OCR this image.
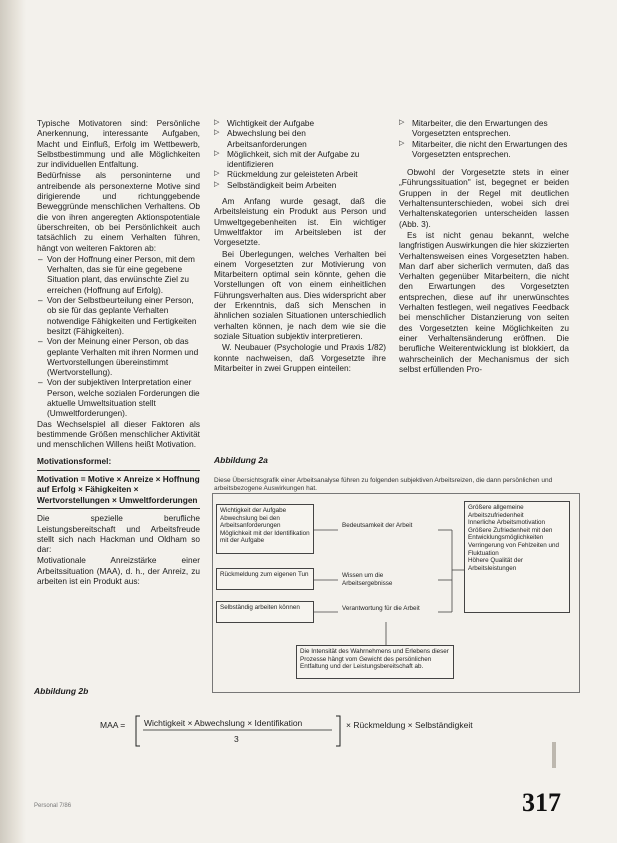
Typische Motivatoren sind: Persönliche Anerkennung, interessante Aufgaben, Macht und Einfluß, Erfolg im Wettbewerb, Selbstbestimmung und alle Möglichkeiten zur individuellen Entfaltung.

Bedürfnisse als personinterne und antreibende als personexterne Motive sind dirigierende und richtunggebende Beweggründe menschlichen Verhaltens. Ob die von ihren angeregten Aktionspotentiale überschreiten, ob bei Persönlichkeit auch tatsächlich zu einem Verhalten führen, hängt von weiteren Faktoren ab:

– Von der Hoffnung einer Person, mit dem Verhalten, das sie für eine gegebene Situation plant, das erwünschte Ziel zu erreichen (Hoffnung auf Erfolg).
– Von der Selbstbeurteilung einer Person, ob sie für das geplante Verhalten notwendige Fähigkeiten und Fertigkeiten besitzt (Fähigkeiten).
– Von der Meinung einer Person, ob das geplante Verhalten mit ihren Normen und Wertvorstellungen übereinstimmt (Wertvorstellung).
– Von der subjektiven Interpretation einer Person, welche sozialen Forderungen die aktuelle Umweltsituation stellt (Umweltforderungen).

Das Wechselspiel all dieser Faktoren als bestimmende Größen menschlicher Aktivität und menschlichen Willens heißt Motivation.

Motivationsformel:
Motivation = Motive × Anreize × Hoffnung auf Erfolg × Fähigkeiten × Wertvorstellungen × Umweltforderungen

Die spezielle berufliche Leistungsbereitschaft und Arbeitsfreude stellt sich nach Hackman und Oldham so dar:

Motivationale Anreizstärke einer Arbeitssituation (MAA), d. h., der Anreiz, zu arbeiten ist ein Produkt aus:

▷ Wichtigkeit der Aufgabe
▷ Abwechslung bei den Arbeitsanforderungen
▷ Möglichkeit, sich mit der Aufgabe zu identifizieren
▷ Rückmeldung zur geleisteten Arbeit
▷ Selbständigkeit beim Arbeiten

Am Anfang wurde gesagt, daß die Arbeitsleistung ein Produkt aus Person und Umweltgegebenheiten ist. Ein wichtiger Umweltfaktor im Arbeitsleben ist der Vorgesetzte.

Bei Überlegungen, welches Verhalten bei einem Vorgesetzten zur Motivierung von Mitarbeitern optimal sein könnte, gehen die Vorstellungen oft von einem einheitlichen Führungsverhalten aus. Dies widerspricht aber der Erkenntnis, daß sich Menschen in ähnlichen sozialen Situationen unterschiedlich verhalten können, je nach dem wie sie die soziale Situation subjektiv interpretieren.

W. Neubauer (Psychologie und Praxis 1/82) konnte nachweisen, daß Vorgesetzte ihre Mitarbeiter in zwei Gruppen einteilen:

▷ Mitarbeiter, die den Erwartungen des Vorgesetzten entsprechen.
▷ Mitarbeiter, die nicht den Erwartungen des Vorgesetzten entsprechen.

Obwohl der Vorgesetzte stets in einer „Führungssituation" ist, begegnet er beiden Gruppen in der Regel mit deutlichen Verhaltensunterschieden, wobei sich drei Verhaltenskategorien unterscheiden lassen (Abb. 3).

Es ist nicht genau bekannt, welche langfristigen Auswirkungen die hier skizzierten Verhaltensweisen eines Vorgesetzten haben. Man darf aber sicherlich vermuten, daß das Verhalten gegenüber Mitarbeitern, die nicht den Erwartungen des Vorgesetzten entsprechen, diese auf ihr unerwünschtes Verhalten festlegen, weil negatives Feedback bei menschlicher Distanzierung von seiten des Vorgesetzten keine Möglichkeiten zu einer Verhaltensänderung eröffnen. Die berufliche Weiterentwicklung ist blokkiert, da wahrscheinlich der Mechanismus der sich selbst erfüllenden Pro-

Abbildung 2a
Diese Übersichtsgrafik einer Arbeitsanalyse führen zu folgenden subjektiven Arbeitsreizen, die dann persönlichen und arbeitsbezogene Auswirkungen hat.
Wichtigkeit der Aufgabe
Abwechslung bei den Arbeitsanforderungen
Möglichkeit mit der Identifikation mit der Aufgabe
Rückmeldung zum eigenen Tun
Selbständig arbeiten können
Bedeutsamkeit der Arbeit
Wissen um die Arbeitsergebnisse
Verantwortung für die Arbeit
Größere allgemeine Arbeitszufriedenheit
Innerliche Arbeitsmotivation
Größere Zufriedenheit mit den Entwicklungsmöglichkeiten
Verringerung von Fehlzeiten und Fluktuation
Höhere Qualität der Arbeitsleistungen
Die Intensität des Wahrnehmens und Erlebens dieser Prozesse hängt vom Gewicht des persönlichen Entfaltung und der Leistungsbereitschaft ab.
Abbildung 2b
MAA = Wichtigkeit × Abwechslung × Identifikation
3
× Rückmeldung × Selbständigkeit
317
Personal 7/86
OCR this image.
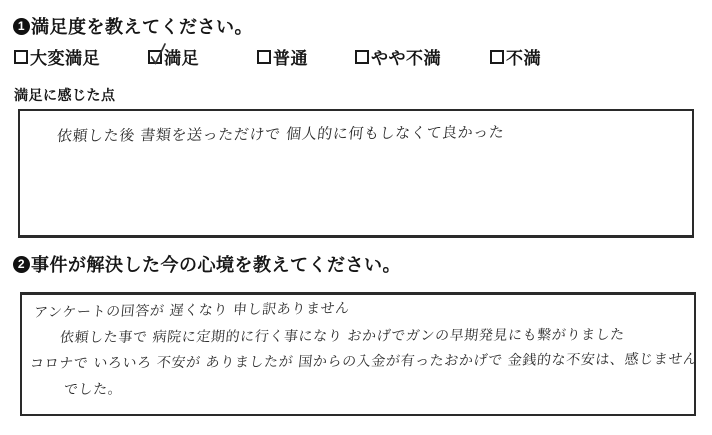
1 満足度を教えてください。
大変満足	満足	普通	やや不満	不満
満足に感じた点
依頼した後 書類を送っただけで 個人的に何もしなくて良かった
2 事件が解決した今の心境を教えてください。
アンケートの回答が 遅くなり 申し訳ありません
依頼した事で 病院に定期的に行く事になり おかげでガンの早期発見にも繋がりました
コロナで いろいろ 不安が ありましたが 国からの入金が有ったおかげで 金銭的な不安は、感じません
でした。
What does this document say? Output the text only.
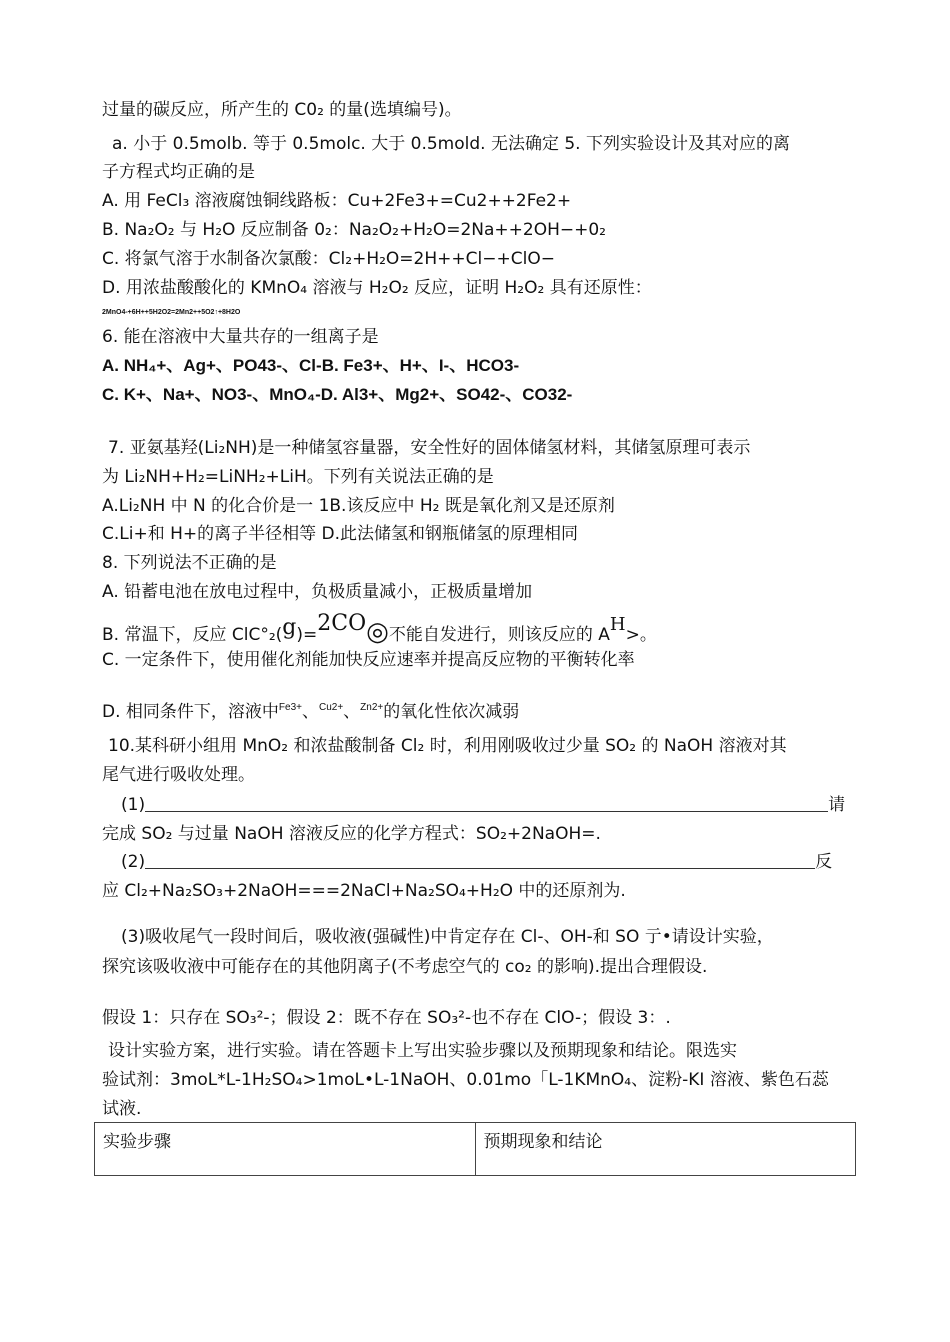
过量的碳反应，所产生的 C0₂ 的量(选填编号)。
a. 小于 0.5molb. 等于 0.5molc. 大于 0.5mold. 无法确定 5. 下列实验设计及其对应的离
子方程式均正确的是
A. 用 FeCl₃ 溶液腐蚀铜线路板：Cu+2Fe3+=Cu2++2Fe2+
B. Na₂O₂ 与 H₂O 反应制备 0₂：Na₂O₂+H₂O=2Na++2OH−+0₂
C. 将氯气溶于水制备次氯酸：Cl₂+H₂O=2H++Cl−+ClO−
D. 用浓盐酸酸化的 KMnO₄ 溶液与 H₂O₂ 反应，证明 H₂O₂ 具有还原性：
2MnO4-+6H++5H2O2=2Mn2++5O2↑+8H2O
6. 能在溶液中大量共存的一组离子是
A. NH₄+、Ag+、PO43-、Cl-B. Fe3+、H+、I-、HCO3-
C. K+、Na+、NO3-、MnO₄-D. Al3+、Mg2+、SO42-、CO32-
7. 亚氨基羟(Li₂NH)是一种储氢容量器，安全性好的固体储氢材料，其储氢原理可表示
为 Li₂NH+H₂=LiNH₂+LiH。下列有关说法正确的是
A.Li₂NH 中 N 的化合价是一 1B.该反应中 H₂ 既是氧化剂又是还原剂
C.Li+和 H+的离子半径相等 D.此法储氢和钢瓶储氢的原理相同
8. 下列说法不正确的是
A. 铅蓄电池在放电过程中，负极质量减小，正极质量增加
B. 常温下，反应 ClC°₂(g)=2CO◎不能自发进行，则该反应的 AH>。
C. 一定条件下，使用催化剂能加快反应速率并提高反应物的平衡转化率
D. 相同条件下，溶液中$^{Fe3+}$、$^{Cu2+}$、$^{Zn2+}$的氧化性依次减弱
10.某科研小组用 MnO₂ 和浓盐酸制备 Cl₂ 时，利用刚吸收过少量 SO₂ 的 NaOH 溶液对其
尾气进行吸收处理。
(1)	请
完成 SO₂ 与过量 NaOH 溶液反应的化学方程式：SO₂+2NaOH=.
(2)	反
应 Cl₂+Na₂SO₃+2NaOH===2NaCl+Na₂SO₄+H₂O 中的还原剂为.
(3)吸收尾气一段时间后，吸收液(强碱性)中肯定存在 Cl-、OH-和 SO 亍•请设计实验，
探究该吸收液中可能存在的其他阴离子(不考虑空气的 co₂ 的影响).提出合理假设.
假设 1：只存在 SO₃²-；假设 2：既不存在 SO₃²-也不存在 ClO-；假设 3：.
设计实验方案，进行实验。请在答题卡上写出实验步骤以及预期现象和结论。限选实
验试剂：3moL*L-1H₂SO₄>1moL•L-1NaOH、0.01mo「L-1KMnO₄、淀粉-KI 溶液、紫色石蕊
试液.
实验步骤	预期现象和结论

_ _ _ _ _ _ _

→ INSTRUCTION: Go through the data and gather every line that holds "Identifikation".

→ FINISHED ANSWER:
Möglichkeit mit der Identifikation mit der Aufgabe
MAA = Wichtigkeit × Abwechslung × Identifikation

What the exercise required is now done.